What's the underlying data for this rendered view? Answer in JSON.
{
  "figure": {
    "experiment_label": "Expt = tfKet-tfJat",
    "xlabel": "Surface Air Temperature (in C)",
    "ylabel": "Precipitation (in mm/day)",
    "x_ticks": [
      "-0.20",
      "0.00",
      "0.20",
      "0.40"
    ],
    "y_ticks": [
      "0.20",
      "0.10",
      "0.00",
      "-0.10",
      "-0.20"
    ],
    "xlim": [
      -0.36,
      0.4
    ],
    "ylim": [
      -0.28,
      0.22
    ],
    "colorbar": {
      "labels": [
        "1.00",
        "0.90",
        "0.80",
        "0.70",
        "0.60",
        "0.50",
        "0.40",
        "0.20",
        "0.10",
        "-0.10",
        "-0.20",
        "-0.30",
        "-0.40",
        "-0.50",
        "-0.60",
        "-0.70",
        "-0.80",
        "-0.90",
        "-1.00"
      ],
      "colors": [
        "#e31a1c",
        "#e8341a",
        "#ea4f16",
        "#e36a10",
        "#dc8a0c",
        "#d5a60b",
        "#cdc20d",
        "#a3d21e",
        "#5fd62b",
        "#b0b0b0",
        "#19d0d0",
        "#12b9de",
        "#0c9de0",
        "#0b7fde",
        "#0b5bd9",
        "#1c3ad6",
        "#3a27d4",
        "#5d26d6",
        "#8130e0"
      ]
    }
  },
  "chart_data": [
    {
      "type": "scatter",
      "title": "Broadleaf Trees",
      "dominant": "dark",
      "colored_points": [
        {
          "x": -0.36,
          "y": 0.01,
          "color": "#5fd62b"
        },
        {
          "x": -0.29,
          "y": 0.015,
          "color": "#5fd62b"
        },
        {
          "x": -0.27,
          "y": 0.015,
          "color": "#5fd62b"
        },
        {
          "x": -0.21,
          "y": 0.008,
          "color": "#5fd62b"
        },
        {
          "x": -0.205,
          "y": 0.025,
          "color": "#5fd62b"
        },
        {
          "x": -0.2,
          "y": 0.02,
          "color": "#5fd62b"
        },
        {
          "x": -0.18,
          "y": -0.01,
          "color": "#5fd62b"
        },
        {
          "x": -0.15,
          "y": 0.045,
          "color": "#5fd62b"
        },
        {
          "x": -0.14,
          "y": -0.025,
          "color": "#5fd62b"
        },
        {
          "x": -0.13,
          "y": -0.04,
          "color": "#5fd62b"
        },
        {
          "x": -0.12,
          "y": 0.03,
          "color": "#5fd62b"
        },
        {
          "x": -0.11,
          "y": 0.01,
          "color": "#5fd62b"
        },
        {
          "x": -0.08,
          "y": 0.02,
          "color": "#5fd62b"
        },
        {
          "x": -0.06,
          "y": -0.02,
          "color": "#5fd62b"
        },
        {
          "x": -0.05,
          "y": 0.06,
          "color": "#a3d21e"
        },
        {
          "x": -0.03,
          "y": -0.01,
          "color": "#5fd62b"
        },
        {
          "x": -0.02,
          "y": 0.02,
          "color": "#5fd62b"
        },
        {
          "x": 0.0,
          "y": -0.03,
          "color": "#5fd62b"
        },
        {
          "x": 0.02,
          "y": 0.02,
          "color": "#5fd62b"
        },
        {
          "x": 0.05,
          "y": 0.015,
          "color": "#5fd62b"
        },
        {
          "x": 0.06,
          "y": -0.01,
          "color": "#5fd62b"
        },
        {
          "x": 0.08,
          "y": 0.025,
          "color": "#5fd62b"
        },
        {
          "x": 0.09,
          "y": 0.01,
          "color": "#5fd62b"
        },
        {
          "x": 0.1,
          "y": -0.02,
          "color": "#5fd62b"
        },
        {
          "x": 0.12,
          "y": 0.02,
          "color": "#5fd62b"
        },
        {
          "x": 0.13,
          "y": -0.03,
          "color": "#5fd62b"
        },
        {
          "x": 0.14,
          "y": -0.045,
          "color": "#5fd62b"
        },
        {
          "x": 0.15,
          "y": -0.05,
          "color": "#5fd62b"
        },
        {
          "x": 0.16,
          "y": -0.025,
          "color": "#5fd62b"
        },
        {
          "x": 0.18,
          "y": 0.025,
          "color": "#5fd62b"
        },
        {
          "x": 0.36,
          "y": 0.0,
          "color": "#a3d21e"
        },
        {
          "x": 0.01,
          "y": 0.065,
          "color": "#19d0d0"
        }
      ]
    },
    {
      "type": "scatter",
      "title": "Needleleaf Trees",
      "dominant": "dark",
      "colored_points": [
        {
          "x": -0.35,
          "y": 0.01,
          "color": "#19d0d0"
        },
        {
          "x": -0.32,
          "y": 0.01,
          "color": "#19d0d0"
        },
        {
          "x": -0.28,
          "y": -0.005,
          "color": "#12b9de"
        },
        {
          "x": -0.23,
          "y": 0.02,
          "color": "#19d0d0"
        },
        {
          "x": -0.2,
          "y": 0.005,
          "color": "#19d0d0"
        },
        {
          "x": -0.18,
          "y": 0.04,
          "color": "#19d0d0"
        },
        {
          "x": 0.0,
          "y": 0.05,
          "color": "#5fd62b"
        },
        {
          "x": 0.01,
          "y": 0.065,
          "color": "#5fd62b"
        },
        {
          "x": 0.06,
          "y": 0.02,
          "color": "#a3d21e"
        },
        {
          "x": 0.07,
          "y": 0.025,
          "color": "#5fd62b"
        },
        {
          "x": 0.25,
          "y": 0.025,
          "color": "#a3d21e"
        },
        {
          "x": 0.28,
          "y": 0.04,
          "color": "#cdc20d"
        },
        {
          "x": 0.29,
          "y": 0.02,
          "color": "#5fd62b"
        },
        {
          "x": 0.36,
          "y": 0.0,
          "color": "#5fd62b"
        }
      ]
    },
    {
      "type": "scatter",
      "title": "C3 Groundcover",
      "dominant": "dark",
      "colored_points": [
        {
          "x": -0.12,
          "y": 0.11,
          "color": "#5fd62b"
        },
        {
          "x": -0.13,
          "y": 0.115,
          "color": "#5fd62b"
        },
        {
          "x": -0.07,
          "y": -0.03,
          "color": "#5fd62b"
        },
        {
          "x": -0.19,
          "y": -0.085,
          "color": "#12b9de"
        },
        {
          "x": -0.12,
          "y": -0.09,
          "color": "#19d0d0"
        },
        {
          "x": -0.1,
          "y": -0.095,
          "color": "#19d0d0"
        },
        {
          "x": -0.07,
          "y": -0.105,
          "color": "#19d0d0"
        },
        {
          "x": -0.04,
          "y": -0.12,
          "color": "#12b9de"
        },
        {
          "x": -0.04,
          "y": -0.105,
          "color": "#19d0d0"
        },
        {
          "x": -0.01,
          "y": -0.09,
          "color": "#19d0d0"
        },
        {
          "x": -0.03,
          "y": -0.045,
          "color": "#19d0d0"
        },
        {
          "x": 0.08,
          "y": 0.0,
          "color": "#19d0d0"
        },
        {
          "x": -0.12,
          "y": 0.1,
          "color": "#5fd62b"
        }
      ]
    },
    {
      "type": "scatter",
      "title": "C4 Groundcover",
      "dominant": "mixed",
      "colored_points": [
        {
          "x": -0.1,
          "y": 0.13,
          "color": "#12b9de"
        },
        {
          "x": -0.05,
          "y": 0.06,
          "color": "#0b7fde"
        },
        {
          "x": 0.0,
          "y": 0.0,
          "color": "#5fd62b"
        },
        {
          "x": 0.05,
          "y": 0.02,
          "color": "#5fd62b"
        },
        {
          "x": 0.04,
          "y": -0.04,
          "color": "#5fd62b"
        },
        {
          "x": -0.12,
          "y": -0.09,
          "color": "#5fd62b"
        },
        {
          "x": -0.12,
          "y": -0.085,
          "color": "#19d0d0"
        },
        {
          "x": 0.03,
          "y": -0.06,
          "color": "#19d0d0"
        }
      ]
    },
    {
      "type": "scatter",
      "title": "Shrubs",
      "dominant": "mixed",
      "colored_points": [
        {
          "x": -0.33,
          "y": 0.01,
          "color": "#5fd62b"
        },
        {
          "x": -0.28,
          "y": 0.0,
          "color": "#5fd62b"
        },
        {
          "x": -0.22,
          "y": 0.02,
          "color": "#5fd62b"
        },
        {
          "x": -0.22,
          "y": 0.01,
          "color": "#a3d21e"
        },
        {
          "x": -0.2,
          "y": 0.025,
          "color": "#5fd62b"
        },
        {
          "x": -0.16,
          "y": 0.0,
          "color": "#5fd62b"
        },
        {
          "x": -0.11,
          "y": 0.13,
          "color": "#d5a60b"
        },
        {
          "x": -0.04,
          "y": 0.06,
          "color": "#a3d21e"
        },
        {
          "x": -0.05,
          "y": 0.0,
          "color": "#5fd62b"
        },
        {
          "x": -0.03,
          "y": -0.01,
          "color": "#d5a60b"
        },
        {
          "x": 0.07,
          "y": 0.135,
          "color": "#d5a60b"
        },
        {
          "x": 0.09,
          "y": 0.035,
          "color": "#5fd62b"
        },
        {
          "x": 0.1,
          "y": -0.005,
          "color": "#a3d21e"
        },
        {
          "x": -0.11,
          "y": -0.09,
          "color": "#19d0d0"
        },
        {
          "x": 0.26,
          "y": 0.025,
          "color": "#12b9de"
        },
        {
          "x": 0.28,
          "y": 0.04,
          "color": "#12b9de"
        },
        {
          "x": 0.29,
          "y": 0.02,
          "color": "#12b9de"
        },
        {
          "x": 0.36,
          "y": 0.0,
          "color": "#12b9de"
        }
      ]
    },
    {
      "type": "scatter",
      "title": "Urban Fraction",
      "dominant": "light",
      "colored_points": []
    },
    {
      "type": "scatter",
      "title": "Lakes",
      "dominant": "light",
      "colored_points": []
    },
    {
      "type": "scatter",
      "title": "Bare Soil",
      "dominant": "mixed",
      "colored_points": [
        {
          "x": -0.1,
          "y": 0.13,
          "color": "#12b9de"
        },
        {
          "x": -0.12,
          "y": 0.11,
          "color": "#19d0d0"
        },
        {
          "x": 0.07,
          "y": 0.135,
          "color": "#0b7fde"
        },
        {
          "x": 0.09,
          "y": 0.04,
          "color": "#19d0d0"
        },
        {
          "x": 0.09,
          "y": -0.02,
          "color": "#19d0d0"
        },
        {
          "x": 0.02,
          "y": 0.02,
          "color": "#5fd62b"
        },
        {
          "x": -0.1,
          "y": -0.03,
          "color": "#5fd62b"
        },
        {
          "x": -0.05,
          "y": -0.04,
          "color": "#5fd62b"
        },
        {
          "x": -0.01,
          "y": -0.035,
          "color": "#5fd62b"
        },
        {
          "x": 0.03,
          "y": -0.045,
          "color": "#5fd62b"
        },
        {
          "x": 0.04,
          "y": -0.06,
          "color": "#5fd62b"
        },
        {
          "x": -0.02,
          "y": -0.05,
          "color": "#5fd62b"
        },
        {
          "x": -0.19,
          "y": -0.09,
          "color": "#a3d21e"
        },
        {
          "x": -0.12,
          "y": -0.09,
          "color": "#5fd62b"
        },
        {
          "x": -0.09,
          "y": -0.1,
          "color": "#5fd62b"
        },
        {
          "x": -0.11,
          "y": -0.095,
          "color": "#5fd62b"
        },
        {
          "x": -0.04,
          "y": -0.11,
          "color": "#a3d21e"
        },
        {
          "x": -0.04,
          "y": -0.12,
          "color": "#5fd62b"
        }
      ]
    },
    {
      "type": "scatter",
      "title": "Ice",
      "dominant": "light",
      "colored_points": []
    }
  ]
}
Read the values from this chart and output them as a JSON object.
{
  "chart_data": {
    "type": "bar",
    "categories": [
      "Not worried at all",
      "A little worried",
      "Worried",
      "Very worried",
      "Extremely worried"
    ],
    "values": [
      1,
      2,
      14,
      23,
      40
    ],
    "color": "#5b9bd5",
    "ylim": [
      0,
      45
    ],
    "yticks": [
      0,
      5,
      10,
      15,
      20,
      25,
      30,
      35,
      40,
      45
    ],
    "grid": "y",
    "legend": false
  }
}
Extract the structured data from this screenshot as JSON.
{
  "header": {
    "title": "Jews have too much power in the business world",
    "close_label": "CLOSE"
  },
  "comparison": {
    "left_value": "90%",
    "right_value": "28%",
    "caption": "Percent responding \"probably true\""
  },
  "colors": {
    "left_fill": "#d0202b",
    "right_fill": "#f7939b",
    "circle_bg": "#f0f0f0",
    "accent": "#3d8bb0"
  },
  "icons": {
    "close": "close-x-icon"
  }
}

──────────

## WHAT THE EXERCISE ASKS
Output only the lines from the one holding "Extract the structured" through the last line above, exactly as they appear.

## RESPONSE TO THIS EXERCISE
Extract the structured data from this screenshot as JSON.
{
  "header": {
    "title": "Jews have too much power in the business world",
    "close_label": "CLOSE"
  },
  "comparison": {
    "left_value": "90%",
    "right_value": "28%",
    "caption": "Percent responding \"probably true\""
  },
  "colors": {
    "left_fill": "#d0202b",
    "right_fill": "#f7939b",
    "circle_bg": "#f0f0f0",
    "accent": "#3d8bb0"
  },
  "icons": {
    "close": "close-x-icon"
  }
}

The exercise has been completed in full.